Quoted passage:
□ □ □

Court Voids FCC Ban on Indecent Programming


A government ban on broadcasting "indecent" material between the hours of 6 a.m. and midnight was struck down Tuesday by a federal appeals court here, which held the prohibition to be so broad that it violated the First Amendment's free-speech guarantee.

The ruling marks the third time in five years that the court has thrown out government attempts to limit indecent broadcasts. It is certain to deepen confusion over the already murky issue of radio and television obscenity and efforts to restrict such broadcast personalities as controversial radio "shock jock" Howard Stern.

While recognizing that a compelling interest exists in protecting children from broadcast material, the U.S. Court of Appeals for the District of Columbia said that Congress and the Federal Communications Commission failed to demonstrate that the 6 a.m.-to-midnight schedule was "the least restrictive means" of doing so.

"The government did not properly weigh viewers' and listeners' First Amendment rights when balancing the competing interests in determining the widest safe harbor period consistent with the protection of children," the court said in its 3-0 ruling.

The court, however, did not quarrel with the FCC's definition of "indecent" material.

FCC rules, adopted following congressional action in 1992, define indecency as "language or material that, in context, depicts or describes, in terms patently offensive as measured by contemporary community standards for the broadcast medium, sexual or excretory activities or organs." Timothy K. Dyk, who argued for the challengers in the case, and other broadcast industry lawyers hailed the court's action. They said it established that any regulation must be "very limited" in scope.

Although the case did not directly involve Stern, Dyk said that the ruling raises a "serious question" about the validity of more than $1 million in fines the FCC has levied against stations that carry Stern's show. Until the FCC issues new regulations, "it's not at all clear that they can sustain those fines," Dyk said.

It could not be determined Tuesday whether the FCC will appeal the ruling to the Supreme Court. The Court of Appeals here handles all challenges of actions by federal regulatory agencies and its rulings set standards for the nation unless they are overturned by the Supreme Court.

In a separate decision, the appeals court also held that the government cannot grant cable television operators the authority to reject indecent programming on so-called access channels--those set aside for public, educational or governmental use.

□ □ □

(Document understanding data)
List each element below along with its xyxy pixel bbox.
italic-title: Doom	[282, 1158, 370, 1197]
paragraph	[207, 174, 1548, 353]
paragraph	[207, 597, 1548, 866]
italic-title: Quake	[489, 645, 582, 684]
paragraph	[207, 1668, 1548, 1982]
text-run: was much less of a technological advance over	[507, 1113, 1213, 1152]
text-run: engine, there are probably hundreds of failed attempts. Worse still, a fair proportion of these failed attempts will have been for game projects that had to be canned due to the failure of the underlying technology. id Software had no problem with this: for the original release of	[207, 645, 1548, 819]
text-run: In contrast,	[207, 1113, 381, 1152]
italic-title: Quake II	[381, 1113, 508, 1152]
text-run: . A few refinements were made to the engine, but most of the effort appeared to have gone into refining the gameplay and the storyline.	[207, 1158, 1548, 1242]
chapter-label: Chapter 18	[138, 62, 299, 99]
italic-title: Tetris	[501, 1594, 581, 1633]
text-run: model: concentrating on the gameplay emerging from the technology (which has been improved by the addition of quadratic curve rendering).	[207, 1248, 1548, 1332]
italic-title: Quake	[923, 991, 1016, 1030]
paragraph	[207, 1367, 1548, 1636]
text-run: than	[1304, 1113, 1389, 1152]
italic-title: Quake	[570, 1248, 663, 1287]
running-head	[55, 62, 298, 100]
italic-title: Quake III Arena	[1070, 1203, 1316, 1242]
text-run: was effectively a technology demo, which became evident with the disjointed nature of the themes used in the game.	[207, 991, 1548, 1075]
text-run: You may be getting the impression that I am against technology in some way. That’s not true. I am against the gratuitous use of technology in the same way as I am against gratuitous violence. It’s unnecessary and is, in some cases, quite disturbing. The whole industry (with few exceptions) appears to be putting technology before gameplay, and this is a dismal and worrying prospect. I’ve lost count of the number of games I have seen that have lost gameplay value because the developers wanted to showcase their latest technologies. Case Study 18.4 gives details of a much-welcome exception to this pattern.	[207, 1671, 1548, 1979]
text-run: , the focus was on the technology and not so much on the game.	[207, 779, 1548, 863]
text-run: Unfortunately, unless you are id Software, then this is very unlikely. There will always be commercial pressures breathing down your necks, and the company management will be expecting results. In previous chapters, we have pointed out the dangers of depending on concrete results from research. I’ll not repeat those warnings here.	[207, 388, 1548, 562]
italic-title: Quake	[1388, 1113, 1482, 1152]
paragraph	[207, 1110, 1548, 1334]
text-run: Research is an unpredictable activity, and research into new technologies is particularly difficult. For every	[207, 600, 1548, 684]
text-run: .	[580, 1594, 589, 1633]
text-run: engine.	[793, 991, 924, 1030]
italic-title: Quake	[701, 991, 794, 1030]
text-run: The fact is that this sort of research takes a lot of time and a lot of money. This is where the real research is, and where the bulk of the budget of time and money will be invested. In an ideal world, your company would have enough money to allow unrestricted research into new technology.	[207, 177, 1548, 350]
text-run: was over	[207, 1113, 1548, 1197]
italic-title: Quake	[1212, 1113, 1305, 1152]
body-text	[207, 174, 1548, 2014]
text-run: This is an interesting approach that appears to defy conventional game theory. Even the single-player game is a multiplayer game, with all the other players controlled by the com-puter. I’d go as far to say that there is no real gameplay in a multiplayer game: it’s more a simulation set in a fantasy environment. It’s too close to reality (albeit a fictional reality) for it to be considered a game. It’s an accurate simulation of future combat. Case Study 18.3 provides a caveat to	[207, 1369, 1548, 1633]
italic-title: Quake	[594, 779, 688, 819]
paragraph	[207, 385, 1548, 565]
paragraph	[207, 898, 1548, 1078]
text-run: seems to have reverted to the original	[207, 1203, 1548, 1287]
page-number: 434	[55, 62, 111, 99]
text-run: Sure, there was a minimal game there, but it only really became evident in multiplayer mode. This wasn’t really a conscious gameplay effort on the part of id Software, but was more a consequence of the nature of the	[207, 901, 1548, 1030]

□ □ □

Explore the material:
[1] In the article on the court's indecency ruling, what was the vote count of the appeals court's decision?
[2] Return the part of the article on the court's indecency ruling that starts at "While recognizing that" and ends at "its 3-0 ruling.", copied word for word.
The records have nothing to do with this.

Results for the exercise:
[1] The ruling was 3-0.

[2]
While recognizing that a compelling interest exists in protecting children from broadcast material, the U.S. Court of Appeals for the District of Columbia said that Congress and the Federal Communications Commission failed to demonstrate that the 6 a.m.-to-midnight schedule was "the least restrictive means" of doing so.

"The government did not properly weigh viewers' and listeners' First Amendment rights when balancing the competing interests in determining the widest safe harbor period consistent with the protection of children," the court said in its 3-0 ruling.